* What is asked
Pick out the lines below that contain the string "norte" and copy them all.

* Recorded data
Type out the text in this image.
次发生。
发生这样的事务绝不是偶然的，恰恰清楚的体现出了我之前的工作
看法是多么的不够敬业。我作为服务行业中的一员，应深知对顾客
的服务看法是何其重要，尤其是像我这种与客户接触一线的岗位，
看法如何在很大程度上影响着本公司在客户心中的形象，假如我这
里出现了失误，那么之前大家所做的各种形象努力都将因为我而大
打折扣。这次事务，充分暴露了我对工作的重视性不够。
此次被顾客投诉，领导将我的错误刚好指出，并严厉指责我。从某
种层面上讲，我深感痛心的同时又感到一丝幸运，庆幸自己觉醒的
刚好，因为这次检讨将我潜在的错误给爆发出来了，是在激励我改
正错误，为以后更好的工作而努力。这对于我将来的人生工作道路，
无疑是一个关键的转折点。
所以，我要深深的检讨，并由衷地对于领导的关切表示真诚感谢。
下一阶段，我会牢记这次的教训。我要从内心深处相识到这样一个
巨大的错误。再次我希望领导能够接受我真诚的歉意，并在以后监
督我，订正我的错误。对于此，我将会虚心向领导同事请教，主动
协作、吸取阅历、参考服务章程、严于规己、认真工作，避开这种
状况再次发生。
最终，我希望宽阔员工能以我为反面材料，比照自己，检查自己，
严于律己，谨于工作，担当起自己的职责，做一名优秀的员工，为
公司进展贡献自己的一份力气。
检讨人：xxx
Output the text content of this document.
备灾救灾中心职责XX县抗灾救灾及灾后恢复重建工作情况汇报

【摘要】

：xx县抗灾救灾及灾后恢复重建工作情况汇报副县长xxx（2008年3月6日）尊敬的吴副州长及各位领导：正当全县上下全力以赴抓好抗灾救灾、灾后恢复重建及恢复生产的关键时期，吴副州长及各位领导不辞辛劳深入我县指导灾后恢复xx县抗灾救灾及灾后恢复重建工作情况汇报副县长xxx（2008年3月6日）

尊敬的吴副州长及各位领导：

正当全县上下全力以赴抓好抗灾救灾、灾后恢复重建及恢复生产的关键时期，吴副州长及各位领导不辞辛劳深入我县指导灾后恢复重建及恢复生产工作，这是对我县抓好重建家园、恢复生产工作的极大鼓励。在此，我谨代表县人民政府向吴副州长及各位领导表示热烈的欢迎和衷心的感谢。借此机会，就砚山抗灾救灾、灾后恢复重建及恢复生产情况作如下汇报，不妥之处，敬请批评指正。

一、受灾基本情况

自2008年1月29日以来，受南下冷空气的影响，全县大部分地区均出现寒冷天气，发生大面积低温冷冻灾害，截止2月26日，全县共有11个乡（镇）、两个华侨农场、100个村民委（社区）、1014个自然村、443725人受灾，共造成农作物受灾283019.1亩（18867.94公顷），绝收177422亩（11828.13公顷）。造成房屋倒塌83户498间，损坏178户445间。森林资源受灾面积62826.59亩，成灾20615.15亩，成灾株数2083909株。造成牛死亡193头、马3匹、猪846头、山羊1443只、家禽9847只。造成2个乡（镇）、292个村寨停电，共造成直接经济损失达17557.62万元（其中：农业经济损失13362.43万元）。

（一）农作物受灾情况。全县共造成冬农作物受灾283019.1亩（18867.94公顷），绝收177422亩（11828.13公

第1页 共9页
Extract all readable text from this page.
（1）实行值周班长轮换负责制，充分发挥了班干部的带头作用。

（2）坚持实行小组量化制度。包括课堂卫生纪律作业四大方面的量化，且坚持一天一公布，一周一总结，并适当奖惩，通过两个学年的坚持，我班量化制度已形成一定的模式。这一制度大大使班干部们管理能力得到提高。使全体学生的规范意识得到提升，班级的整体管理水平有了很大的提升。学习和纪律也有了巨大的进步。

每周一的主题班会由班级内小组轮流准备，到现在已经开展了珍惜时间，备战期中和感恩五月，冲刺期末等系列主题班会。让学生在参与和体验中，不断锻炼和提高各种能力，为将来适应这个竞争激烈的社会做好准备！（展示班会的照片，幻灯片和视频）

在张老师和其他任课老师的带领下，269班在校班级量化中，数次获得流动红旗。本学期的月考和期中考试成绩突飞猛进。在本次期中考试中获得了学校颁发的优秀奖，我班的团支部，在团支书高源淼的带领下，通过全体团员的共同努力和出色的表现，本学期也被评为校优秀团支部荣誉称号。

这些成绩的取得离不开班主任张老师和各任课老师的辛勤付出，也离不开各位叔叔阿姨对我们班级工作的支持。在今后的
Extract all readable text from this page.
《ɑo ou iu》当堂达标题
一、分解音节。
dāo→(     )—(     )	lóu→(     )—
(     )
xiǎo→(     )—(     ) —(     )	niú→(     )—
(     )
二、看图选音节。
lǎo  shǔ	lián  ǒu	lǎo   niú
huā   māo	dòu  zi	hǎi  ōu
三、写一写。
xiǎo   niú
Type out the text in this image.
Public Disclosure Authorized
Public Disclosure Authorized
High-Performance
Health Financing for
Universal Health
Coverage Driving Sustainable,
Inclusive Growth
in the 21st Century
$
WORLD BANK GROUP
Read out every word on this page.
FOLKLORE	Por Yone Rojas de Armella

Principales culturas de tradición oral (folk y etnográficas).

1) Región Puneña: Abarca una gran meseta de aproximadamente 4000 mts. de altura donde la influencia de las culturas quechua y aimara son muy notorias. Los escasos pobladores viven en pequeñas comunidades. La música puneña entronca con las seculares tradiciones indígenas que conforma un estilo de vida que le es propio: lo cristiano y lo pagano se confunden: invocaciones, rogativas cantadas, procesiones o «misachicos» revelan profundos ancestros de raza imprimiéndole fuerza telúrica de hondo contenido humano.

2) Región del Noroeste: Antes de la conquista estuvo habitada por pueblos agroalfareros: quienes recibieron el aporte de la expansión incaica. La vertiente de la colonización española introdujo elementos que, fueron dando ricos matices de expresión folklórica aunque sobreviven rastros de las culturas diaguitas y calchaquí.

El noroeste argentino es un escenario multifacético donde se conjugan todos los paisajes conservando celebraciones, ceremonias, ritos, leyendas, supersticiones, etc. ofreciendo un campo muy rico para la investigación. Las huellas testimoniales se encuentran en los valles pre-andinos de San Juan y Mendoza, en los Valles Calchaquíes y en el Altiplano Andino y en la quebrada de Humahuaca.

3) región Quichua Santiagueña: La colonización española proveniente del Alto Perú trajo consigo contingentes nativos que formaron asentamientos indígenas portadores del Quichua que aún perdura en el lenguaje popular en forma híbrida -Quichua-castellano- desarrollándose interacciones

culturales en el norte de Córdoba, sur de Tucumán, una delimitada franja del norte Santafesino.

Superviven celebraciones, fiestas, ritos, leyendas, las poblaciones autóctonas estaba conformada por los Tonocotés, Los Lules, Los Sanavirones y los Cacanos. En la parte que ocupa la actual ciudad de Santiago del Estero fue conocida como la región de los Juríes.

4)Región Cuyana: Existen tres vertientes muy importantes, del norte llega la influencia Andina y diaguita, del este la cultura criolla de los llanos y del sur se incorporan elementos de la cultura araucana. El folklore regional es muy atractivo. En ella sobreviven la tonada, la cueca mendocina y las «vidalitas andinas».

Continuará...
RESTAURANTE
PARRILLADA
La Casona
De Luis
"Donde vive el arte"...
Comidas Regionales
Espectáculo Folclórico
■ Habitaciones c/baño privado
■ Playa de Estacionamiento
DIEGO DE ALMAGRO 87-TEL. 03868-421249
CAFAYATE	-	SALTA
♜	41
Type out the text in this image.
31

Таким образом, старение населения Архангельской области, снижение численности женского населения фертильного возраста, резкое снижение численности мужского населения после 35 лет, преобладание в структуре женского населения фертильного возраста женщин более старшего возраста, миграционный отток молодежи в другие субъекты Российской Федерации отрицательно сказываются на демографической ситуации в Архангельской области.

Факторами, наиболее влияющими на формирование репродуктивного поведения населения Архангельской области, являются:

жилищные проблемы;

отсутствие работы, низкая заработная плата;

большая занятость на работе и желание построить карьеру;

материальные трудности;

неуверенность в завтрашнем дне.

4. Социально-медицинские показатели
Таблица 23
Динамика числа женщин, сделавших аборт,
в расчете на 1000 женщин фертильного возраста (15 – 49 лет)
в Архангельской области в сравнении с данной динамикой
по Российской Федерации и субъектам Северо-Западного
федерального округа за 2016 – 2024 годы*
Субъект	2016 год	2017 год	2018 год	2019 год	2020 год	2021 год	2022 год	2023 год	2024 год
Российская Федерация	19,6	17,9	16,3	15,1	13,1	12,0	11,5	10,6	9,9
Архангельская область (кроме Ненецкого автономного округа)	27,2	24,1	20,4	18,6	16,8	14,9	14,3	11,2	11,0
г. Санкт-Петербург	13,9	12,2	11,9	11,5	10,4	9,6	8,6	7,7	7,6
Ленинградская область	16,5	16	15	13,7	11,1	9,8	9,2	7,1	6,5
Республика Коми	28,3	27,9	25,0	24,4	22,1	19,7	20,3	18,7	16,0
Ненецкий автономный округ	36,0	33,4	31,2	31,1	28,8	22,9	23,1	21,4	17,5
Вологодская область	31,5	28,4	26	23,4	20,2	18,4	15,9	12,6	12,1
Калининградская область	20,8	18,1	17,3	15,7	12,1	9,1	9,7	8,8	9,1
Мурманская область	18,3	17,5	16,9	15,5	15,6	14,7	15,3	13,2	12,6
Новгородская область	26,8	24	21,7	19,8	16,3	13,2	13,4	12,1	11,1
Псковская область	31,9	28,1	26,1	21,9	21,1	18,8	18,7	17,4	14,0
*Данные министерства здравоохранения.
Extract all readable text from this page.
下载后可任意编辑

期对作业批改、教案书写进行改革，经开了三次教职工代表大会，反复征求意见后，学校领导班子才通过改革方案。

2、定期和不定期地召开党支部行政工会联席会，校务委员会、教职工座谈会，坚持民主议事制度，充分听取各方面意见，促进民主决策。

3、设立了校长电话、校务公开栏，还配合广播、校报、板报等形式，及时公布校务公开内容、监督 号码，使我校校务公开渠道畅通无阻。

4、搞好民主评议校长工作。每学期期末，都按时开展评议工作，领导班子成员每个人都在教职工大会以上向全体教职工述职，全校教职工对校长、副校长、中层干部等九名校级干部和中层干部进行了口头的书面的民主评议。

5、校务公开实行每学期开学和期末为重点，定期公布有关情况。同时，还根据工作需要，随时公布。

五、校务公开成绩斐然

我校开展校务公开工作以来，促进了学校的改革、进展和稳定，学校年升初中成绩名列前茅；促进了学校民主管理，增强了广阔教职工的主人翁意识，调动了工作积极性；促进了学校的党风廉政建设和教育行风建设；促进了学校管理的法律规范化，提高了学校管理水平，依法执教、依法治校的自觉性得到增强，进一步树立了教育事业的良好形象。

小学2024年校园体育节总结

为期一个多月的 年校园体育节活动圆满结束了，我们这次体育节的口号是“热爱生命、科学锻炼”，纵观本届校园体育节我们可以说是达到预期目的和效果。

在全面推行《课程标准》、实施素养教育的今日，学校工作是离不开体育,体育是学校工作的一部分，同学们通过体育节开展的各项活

* The output
culturales en el norte de Córdoba, sur de Tucumán, una delimitada franja del norte Santafesino.
4)Región Cuyana: Existen tres vertientes muy importantes, del norte llega la influencia Andina y diaguita, del este la cultura criolla de los llanos y del sur se incorporan elementos de la cultura araucana. El folklore regional es muy atractivo. En ella sobreviven la tonada, la cueca mendocina y las «vidalitas andinas».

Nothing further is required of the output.